Dataset items
--- Begin ---

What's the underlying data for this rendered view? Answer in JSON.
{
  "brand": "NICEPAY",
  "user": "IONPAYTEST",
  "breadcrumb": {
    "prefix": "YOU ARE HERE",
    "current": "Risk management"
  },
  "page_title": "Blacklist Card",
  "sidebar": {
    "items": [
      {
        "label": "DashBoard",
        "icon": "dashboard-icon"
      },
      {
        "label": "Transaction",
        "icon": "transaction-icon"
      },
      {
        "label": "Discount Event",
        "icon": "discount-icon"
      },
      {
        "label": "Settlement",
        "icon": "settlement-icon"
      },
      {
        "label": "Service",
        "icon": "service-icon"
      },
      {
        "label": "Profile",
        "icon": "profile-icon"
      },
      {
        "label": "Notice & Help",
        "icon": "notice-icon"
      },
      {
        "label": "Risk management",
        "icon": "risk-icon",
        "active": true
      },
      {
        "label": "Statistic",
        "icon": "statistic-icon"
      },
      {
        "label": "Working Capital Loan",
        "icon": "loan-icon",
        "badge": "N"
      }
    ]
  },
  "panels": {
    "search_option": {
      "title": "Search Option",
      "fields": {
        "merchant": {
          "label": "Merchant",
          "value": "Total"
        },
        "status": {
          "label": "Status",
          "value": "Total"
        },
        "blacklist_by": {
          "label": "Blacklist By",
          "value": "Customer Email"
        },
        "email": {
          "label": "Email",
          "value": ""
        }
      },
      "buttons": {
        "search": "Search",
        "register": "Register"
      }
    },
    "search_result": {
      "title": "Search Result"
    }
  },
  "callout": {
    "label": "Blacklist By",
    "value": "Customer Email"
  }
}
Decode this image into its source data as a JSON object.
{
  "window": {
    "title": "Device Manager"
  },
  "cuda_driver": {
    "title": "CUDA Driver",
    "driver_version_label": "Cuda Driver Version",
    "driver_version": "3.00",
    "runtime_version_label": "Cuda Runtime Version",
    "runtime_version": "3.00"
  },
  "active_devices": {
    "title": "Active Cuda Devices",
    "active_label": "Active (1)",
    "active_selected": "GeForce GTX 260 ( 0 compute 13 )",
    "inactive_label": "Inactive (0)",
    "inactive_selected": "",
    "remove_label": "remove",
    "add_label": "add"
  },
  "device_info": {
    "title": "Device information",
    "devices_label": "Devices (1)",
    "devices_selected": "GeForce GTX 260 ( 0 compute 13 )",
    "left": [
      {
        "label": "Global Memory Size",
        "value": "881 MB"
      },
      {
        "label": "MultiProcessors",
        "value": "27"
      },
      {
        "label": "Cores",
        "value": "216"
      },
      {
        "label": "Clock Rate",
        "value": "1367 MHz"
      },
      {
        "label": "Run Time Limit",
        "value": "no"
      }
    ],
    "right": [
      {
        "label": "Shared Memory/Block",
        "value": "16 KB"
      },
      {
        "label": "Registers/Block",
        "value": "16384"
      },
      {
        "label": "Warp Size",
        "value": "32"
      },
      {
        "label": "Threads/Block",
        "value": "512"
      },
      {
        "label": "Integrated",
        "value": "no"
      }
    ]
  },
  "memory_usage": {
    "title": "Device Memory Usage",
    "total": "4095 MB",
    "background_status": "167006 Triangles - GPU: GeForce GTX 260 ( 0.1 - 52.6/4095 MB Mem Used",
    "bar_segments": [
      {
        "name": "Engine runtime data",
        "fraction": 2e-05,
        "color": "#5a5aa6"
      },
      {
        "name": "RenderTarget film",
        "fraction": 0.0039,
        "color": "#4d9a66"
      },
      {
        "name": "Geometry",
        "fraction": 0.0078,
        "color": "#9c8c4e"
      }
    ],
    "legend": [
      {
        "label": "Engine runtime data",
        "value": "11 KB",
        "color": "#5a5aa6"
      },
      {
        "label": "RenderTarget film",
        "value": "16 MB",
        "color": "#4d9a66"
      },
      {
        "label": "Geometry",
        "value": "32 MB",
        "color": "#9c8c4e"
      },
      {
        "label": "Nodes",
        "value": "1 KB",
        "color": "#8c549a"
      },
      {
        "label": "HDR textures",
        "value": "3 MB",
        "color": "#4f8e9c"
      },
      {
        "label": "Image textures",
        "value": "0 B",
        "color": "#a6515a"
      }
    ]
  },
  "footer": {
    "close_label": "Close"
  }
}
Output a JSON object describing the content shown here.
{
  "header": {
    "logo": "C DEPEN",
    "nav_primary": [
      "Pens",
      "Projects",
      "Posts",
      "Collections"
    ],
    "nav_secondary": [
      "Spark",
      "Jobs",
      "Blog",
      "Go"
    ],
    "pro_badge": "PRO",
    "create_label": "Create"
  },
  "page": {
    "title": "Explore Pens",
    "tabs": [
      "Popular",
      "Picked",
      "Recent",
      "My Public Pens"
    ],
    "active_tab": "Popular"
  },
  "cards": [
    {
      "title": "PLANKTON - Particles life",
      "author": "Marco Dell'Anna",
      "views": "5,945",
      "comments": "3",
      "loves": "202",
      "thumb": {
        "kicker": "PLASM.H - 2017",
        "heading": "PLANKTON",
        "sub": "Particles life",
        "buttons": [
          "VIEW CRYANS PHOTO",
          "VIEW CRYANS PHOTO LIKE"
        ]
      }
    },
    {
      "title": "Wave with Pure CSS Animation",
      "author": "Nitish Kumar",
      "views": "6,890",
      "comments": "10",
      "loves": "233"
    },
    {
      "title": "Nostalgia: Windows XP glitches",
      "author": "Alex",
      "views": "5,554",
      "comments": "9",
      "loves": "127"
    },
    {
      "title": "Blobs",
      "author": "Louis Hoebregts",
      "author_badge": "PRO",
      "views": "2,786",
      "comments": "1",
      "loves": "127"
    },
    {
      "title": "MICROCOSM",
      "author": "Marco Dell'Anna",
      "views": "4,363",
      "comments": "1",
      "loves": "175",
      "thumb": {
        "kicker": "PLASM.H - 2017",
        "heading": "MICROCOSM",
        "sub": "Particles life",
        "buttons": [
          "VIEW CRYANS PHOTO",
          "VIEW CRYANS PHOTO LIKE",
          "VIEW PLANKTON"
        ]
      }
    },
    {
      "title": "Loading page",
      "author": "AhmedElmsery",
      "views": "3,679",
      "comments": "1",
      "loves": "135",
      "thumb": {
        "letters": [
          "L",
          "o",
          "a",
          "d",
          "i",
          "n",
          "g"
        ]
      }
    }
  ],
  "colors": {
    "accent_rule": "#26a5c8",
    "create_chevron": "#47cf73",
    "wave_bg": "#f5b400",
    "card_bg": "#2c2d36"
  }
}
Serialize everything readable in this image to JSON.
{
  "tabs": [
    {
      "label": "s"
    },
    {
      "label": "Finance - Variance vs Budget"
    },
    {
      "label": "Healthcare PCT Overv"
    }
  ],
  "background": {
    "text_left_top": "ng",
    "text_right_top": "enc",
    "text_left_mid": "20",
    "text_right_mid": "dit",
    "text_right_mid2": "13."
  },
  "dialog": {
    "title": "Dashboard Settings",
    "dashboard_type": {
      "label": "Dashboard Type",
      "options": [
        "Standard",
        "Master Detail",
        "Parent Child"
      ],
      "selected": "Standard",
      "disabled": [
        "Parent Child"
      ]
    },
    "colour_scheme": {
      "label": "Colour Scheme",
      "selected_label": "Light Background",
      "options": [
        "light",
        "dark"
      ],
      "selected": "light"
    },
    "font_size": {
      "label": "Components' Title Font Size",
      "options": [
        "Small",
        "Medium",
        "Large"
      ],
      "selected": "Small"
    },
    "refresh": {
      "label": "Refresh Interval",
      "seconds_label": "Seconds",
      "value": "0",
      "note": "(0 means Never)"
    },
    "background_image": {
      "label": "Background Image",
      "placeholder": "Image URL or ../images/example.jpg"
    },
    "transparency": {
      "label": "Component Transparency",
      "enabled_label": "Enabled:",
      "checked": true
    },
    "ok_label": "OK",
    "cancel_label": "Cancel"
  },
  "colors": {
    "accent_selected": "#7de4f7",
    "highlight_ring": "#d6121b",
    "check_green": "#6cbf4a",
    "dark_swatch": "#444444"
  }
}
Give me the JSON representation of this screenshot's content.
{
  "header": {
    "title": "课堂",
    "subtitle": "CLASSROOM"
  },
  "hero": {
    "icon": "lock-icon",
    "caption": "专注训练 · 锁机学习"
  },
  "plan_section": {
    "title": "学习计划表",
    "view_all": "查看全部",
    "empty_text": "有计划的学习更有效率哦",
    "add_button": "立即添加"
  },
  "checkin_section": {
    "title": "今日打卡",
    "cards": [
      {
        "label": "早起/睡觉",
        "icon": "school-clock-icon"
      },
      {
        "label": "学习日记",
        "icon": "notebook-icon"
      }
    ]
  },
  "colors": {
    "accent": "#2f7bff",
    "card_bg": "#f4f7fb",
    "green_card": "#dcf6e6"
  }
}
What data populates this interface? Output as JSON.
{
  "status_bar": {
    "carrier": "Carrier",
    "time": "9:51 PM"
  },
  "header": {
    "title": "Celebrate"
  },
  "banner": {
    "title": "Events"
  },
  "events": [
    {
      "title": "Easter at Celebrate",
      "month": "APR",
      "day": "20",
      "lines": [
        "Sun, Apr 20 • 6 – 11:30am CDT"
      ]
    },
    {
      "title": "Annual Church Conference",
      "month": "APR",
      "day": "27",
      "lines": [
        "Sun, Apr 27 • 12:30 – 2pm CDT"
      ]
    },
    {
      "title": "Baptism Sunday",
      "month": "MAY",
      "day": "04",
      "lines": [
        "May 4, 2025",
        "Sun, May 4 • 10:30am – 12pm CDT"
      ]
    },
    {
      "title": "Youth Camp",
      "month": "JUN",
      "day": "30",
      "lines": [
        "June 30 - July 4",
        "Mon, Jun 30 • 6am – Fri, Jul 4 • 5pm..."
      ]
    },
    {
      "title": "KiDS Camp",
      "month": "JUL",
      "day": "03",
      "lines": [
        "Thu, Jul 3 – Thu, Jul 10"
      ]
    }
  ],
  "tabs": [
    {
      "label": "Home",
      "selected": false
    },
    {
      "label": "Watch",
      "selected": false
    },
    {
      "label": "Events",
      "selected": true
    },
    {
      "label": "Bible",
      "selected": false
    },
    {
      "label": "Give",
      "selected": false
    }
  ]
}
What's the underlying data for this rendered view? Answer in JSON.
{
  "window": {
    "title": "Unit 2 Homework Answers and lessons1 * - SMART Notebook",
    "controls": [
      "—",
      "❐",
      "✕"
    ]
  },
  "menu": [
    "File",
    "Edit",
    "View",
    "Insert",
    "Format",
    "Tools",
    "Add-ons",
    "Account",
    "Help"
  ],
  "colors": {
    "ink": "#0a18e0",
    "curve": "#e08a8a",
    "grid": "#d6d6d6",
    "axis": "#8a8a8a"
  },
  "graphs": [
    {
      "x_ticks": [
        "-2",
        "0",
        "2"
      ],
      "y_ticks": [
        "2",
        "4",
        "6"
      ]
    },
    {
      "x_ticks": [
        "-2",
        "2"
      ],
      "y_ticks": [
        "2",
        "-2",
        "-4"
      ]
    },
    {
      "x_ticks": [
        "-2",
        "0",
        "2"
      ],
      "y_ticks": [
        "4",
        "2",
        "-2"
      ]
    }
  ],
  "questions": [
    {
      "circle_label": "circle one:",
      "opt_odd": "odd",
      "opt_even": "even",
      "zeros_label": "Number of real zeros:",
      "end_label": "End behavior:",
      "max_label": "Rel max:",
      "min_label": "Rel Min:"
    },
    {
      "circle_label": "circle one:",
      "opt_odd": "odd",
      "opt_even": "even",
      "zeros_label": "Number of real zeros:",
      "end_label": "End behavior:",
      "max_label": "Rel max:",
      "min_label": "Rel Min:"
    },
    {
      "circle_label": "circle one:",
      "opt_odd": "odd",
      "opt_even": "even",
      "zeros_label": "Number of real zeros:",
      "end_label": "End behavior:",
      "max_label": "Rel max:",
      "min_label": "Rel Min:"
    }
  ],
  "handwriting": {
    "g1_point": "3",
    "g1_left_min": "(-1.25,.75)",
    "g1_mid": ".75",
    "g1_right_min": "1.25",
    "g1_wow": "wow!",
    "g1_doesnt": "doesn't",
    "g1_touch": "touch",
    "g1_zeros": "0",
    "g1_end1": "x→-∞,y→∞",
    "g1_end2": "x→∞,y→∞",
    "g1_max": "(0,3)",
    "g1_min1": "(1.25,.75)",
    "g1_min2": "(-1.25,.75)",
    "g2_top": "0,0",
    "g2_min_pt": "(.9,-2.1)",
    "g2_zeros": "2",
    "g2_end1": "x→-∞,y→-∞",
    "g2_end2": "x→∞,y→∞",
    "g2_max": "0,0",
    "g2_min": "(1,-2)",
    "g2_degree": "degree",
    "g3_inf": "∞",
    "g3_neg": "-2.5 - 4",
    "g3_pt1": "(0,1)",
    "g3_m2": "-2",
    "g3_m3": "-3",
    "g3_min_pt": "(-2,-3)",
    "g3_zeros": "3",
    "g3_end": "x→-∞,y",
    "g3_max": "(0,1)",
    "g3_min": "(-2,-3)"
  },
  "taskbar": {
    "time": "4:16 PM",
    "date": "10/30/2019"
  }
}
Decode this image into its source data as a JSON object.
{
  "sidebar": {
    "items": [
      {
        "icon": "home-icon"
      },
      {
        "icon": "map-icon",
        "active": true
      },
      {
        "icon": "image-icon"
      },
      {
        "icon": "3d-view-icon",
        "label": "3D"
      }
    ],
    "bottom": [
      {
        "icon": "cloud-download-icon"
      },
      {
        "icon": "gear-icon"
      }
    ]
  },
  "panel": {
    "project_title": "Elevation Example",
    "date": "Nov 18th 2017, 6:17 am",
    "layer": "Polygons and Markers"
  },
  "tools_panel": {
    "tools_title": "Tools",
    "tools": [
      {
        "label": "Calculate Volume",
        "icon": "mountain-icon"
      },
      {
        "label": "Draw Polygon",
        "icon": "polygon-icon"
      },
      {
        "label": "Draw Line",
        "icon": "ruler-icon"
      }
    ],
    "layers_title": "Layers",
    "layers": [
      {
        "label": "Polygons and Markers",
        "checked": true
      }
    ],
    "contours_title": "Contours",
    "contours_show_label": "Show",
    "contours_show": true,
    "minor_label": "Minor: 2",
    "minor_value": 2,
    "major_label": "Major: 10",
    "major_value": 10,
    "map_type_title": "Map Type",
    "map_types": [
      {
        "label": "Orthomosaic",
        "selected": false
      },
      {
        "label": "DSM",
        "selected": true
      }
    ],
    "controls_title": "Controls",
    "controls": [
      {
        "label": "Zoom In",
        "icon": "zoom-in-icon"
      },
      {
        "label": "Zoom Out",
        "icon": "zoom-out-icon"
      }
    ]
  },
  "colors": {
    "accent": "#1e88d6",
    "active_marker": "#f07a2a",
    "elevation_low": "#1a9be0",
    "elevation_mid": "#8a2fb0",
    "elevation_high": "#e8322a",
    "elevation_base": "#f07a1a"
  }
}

--- End ---

Find the string "textures" in the records, then copy each line where it occurs.

        "label": "HDR textures",
        "label": "Image textures",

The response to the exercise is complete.